Copy every line of the records below exactly, leaving out the pictures.

Data entries:
>>>>
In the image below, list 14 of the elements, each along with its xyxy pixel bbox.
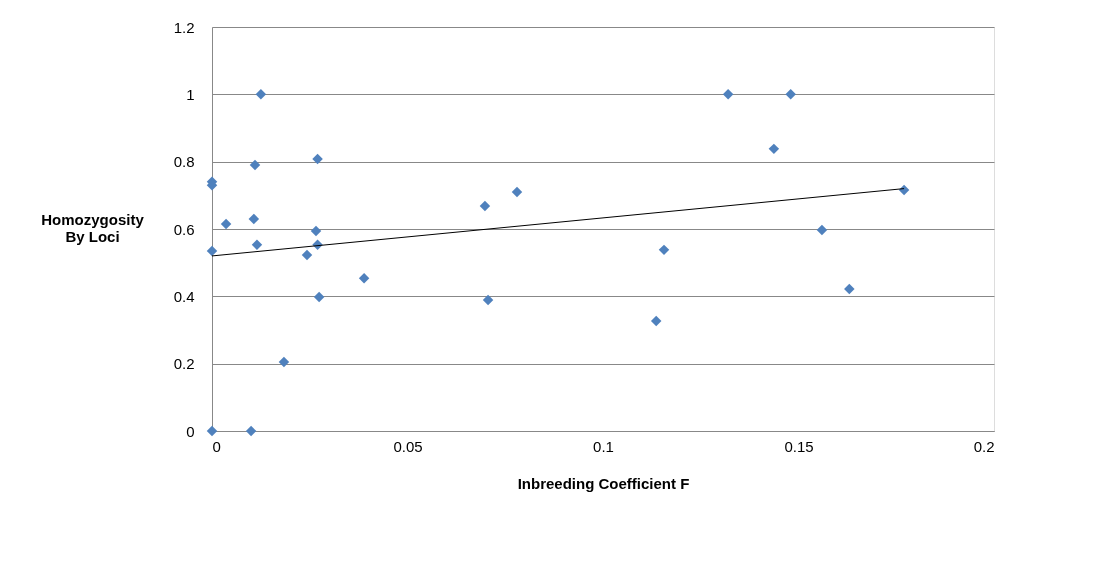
y-tick-label: 0.4 bbox=[173, 287, 195, 305]
x-axis-title: Inbreeding Coefficient F bbox=[517, 474, 690, 492]
x-tick-label: 0.15 bbox=[784, 437, 814, 455]
y-tick-label: 0.6 bbox=[173, 220, 195, 238]
y-tick-label: 0.8 bbox=[173, 153, 195, 171]
x-tick-label: 0.1 bbox=[593, 437, 614, 455]
x-tick-label: 0.2 bbox=[973, 437, 995, 455]
y-tick-label: 0.2 bbox=[173, 355, 195, 373]
y-tick-label: 0 bbox=[186, 422, 195, 440]
x-tick-label: 0.05 bbox=[393, 437, 423, 455]
y-tick-label: 1 bbox=[186, 85, 195, 103]
x-tick-label: 0 bbox=[212, 437, 221, 455]
y-axis-title: Homozygosity By Loci bbox=[41, 210, 145, 245]
y-tick-label: 1.2 bbox=[173, 18, 195, 36]
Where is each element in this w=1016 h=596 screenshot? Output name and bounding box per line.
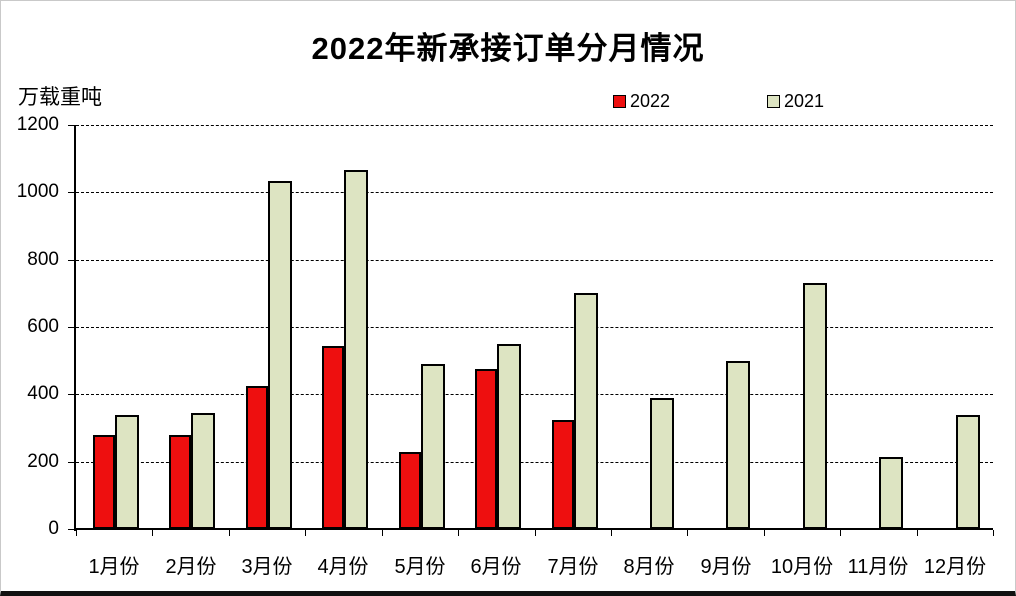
gridline-200 — [76, 462, 993, 463]
x-axis-tick-mark — [917, 530, 918, 536]
x-axis-tick-mark — [382, 530, 383, 536]
y-axis-unit-label: 万载重吨 — [18, 86, 102, 109]
bar-2022-2月份 — [169, 435, 191, 529]
y-axis-tick-label: 400 — [27, 383, 59, 404]
x-axis-label: 9月份 — [700, 556, 752, 578]
gridline-1200 — [76, 125, 993, 126]
bar-2021-5月份 — [421, 364, 445, 529]
bar-2021-11月份 — [879, 457, 903, 529]
y-axis-tick-label: 200 — [27, 451, 59, 472]
bar-2021-7月份 — [574, 293, 598, 529]
legend-swatch-2021-icon — [767, 95, 780, 108]
x-axis-tick-mark — [535, 530, 536, 536]
y-axis-tick-mark — [68, 125, 76, 126]
y-axis-tick-label: 0 — [48, 518, 59, 539]
x-axis-label: 11月份 — [847, 556, 909, 578]
bar-2021-2月份 — [191, 413, 215, 529]
bar-2022-5月份 — [399, 452, 421, 529]
bar-2021-4月份 — [344, 170, 368, 529]
y-axis-line — [74, 125, 76, 531]
y-axis-tick-label: 800 — [27, 249, 59, 270]
bar-2021-6月份 — [497, 344, 521, 529]
bar-2021-1月份 — [115, 415, 139, 529]
x-axis-label: 3月份 — [241, 556, 293, 578]
x-axis-tick-mark — [687, 530, 688, 536]
x-axis-label: 6月份 — [470, 556, 522, 578]
gridline-1000 — [76, 192, 993, 193]
x-axis-tick-mark — [76, 530, 77, 536]
bar-2022-1月份 — [93, 435, 115, 529]
x-axis-label: 7月份 — [547, 556, 599, 578]
legend-label-2022: 2022 — [630, 91, 671, 111]
x-axis-label: 2月份 — [165, 556, 217, 578]
bar-2022-7月份 — [552, 420, 574, 529]
bar-2021-10月份 — [803, 283, 827, 529]
legend-item-2021: 2021 — [767, 91, 824, 112]
gridline-600 — [76, 327, 993, 328]
y-axis-tick-label: 1200 — [16, 114, 59, 135]
legend-item-2022: 2022 — [613, 91, 670, 112]
legend-swatch-2022-icon — [613, 95, 626, 108]
gridline-400 — [76, 394, 993, 395]
y-axis-tick-mark — [68, 462, 76, 463]
chart-title: 2022年新承接订单分月情况 — [311, 31, 705, 66]
x-axis-tick-mark — [764, 530, 765, 536]
bar-2021-9月份 — [726, 361, 750, 529]
bar-2022-4月份 — [322, 346, 344, 529]
y-axis-tick-mark — [68, 529, 76, 530]
x-axis-tick-mark — [840, 530, 841, 536]
y-axis-tick-mark — [68, 394, 76, 395]
bar-2022-6月份 — [475, 369, 497, 529]
bar-2021-8月份 — [650, 398, 674, 529]
y-axis-tick-mark — [68, 192, 76, 193]
legend-label-2021: 2021 — [784, 91, 825, 111]
bar-2021-3月份 — [268, 181, 292, 529]
y-axis-tick-label: 1000 — [16, 181, 59, 202]
x-axis-tick-mark — [993, 530, 994, 536]
x-axis-label: 4月份 — [317, 556, 369, 578]
x-axis-label: 8月份 — [623, 556, 675, 578]
legend: 2022 2021 — [1, 91, 1015, 111]
x-axis-label: 10月份 — [770, 556, 834, 578]
x-axis-label: 5月份 — [394, 556, 446, 578]
bar-2021-12月份 — [956, 415, 980, 529]
y-axis-tick-label: 600 — [27, 316, 59, 337]
x-axis-tick-mark — [152, 530, 153, 536]
x-axis-tick-mark — [229, 530, 230, 536]
gridline-800 — [76, 260, 993, 261]
x-axis-line — [74, 528, 993, 530]
x-axis-tick-mark — [458, 530, 459, 536]
y-axis-tick-mark — [68, 260, 76, 261]
x-axis-label: 1月份 — [88, 556, 140, 578]
bar-2022-3月份 — [246, 386, 268, 529]
x-axis-tick-mark — [305, 530, 306, 536]
x-axis-label: 12月份 — [923, 556, 987, 578]
x-axis-tick-mark — [611, 530, 612, 536]
y-axis-tick-mark — [68, 327, 76, 328]
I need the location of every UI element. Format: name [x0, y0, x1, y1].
<<<<
Problem solution:
In the image below, list 14 of the elements, each along with its xyxy pixel bbox.
y-tick-label: 0.4 bbox=[173, 287, 195, 305]
x-axis-title: Inbreeding Coefficient F bbox=[517, 474, 690, 492]
x-tick-label: 0.15 bbox=[784, 437, 814, 455]
y-tick-label: 0.6 bbox=[173, 220, 195, 238]
y-tick-label: 0.8 bbox=[173, 153, 195, 171]
x-tick-label: 0.1 bbox=[593, 437, 614, 455]
x-tick-label: 0.2 bbox=[973, 437, 995, 455]
y-tick-label: 0.2 bbox=[173, 355, 195, 373]
y-tick-label: 0 bbox=[186, 422, 195, 440]
x-tick-label: 0.05 bbox=[393, 437, 423, 455]
y-tick-label: 1 bbox=[186, 85, 195, 103]
x-tick-label: 0 bbox=[212, 437, 221, 455]
y-axis-title: Homozygosity By Loci bbox=[41, 210, 145, 245]
y-tick-label: 1.2 bbox=[173, 18, 195, 36]
Where is each element in this w=1016 h=596 screenshot? Output name and bounding box per line.
gridline-200 — [76, 462, 993, 463]
x-axis-tick-mark — [917, 530, 918, 536]
x-axis-tick-mark — [382, 530, 383, 536]
y-axis-unit-label: 万载重吨 — [18, 86, 102, 109]
bar-2022-2月份 — [169, 435, 191, 529]
y-axis-tick-label: 400 — [27, 383, 59, 404]
x-axis-label: 9月份 — [700, 556, 752, 578]
gridline-1200 — [76, 125, 993, 126]
bar-2021-5月份 — [421, 364, 445, 529]
bar-2021-11月份 — [879, 457, 903, 529]
y-axis-tick-label: 200 — [27, 451, 59, 472]
bar-2021-7月份 — [574, 293, 598, 529]
legend-swatch-2021-icon — [767, 95, 780, 108]
x-axis-tick-mark — [535, 530, 536, 536]
y-axis-tick-mark — [68, 125, 76, 126]
y-axis-tick-label: 0 — [48, 518, 59, 539]
x-axis-label: 11月份 — [847, 556, 909, 578]
bar-2021-2月份 — [191, 413, 215, 529]
bar-2022-5月份 — [399, 452, 421, 529]
bar-2021-4月份 — [344, 170, 368, 529]
y-axis-line — [74, 125, 76, 531]
y-axis-tick-label: 800 — [27, 249, 59, 270]
bar-2021-6月份 — [497, 344, 521, 529]
bar-2021-1月份 — [115, 415, 139, 529]
x-axis-label: 3月份 — [241, 556, 293, 578]
x-axis-tick-mark — [687, 530, 688, 536]
x-axis-label: 6月份 — [470, 556, 522, 578]
gridline-1000 — [76, 192, 993, 193]
x-axis-tick-mark — [76, 530, 77, 536]
bar-2022-1月份 — [93, 435, 115, 529]
x-axis-label: 7月份 — [547, 556, 599, 578]
legend-label-2022: 2022 — [630, 91, 671, 111]
x-axis-label: 2月份 — [165, 556, 217, 578]
bar-2022-7月份 — [552, 420, 574, 529]
bar-2021-10月份 — [803, 283, 827, 529]
legend-item-2021: 2021 — [767, 91, 824, 112]
gridline-600 — [76, 327, 993, 328]
y-axis-tick-label: 1200 — [16, 114, 59, 135]
legend-item-2022: 2022 — [613, 91, 670, 112]
legend-swatch-2022-icon — [613, 95, 626, 108]
gridline-400 — [76, 394, 993, 395]
y-axis-tick-mark — [68, 462, 76, 463]
chart-title: 2022年新承接订单分月情况 — [311, 31, 705, 66]
x-axis-tick-mark — [764, 530, 765, 536]
bar-2021-9月份 — [726, 361, 750, 529]
bar-2022-4月份 — [322, 346, 344, 529]
y-axis-tick-mark — [68, 529, 76, 530]
x-axis-tick-mark — [840, 530, 841, 536]
y-axis-tick-mark — [68, 394, 76, 395]
bar-2022-6月份 — [475, 369, 497, 529]
bar-2021-8月份 — [650, 398, 674, 529]
y-axis-tick-mark — [68, 192, 76, 193]
legend-label-2021: 2021 — [784, 91, 825, 111]
bar-2021-3月份 — [268, 181, 292, 529]
y-axis-tick-label: 1000 — [16, 181, 59, 202]
x-axis-tick-mark — [993, 530, 994, 536]
x-axis-label: 4月份 — [317, 556, 369, 578]
x-axis-label: 8月份 — [623, 556, 675, 578]
legend: 2022 2021 — [1, 91, 1015, 111]
x-axis-label: 10月份 — [770, 556, 834, 578]
x-axis-label: 5月份 — [394, 556, 446, 578]
bar-2021-12月份 — [956, 415, 980, 529]
y-axis-tick-label: 600 — [27, 316, 59, 337]
x-axis-tick-mark — [152, 530, 153, 536]
x-axis-tick-mark — [229, 530, 230, 536]
gridline-800 — [76, 260, 993, 261]
x-axis-line — [74, 528, 993, 530]
x-axis-tick-mark — [458, 530, 459, 536]
y-axis-tick-mark — [68, 260, 76, 261]
x-axis-label: 1月份 — [88, 556, 140, 578]
bar-2022-3月份 — [246, 386, 268, 529]
x-axis-tick-mark — [305, 530, 306, 536]
x-axis-label: 12月份 — [923, 556, 987, 578]
x-axis-tick-mark — [611, 530, 612, 536]
y-axis-tick-mark — [68, 327, 76, 328]
I need the location of every UI element. Format: name [x0, y0, x1, y1].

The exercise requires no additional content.